■ TASK TO COMPLETE ■
Extract the full set of records, then give each one again exactly.

-- START OF EXTRACTED DATA --

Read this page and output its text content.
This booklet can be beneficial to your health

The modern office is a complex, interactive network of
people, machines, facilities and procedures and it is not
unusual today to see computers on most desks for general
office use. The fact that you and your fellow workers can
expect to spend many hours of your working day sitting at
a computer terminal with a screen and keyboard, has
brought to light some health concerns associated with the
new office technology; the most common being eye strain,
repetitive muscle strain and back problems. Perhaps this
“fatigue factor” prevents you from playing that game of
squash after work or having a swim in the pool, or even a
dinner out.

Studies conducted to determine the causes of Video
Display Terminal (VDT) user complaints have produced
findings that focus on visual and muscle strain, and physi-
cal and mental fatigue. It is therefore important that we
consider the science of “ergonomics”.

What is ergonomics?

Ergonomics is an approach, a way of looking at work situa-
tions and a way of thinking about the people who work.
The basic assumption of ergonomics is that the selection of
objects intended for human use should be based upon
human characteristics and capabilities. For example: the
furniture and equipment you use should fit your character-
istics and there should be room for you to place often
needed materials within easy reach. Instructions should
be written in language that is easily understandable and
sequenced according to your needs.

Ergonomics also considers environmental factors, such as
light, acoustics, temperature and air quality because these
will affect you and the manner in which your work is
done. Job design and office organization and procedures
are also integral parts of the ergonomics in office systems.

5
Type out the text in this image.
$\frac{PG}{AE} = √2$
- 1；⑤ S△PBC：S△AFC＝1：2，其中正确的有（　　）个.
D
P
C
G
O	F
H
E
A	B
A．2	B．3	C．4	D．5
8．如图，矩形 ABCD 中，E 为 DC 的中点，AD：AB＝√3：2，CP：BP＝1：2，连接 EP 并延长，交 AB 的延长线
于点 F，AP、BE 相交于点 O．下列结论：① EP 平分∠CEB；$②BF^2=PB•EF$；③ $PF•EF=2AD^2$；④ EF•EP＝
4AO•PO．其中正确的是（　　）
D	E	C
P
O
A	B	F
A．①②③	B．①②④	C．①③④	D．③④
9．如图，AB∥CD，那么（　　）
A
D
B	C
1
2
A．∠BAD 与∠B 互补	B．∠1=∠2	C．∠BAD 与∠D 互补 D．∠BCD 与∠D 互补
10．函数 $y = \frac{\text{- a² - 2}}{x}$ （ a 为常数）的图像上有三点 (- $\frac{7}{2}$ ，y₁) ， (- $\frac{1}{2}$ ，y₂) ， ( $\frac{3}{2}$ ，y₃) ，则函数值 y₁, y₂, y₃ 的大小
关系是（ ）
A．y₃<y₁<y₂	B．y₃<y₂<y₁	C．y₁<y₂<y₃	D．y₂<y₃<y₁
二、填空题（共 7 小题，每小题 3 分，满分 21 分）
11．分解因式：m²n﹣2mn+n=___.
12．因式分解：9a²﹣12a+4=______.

-- END OF EXTRACTED DATA --

■ REPLY ■
Read this page and output its text content.
This booklet can be beneficial to your health

The modern office is a complex, interactive network of
people, machines, facilities and procedures and it is not
unusual today to see computers on most desks for general
office use. The fact that you and your fellow workers can
expect to spend many hours of your working day sitting at
a computer terminal with a screen and keyboard, has
brought to light some health concerns associated with the
new office technology; the most common being eye strain,
repetitive muscle strain and back problems. Perhaps this
“fatigue factor” prevents you from playing that game of
squash after work or having a swim in the pool, or even a
dinner out.

Studies conducted to determine the causes of Video
Display Terminal (VDT) user complaints have produced
findings that focus on visual and muscle strain, and physi-
cal and mental fatigue. It is therefore important that we
consider the science of “ergonomics”.

What is ergonomics?

Ergonomics is an approach, a way of looking at work situa-
tions and a way of thinking about the people who work.
The basic assumption of ergonomics is that the selection of
objects intended for human use should be based upon
human characteristics and capabilities. For example: the
furniture and equipment you use should fit your character-
istics and there should be room for you to place often
needed materials within easy reach. Instructions should
be written in language that is easily understandable and
sequenced according to your needs.

Ergonomics also considers environmental factors, such as
light, acoustics, temperature and air quality because these
will affect you and the manner in which your work is
done. Job design and office organization and procedures
are also integral parts of the ergonomics in office systems.

5
Type out the text in this image.
$\frac{PG}{AE} = √2$
- 1；⑤ S△PBC：S△AFC＝1：2，其中正确的有（　　）个.
D
P
C
G
O	F
H
E
A	B
A．2	B．3	C．4	D．5
8．如图，矩形 ABCD 中，E 为 DC 的中点，AD：AB＝√3：2，CP：BP＝1：2，连接 EP 并延长，交 AB 的延长线
于点 F，AP、BE 相交于点 O．下列结论：① EP 平分∠CEB；$②BF^2=PB•EF$；③ $PF•EF=2AD^2$；④ EF•EP＝
4AO•PO．其中正确的是（　　）
D	E	C
P
O
A	B	F
A．①②③	B．①②④	C．①③④	D．③④
9．如图，AB∥CD，那么（　　）
A
D
B	C
1
2
A．∠BAD 与∠B 互补	B．∠1=∠2	C．∠BAD 与∠D 互补 D．∠BCD 与∠D 互补
10．函数 $y = \frac{\text{- a² - 2}}{x}$ （ a 为常数）的图像上有三点 (- $\frac{7}{2}$ ，y₁) ， (- $\frac{1}{2}$ ，y₂) ， ( $\frac{3}{2}$ ，y₃) ，则函数值 y₁, y₂, y₃ 的大小
关系是（ ）
A．y₃<y₁<y₂	B．y₃<y₂<y₁	C．y₁<y₂<y₃	D．y₂<y₃<y₁
二、填空题（共 7 小题，每小题 3 分，满分 21 分）
11．分解因式：m²n﹣2mn+n=___.
12．因式分解：9a²﹣12a+4=______.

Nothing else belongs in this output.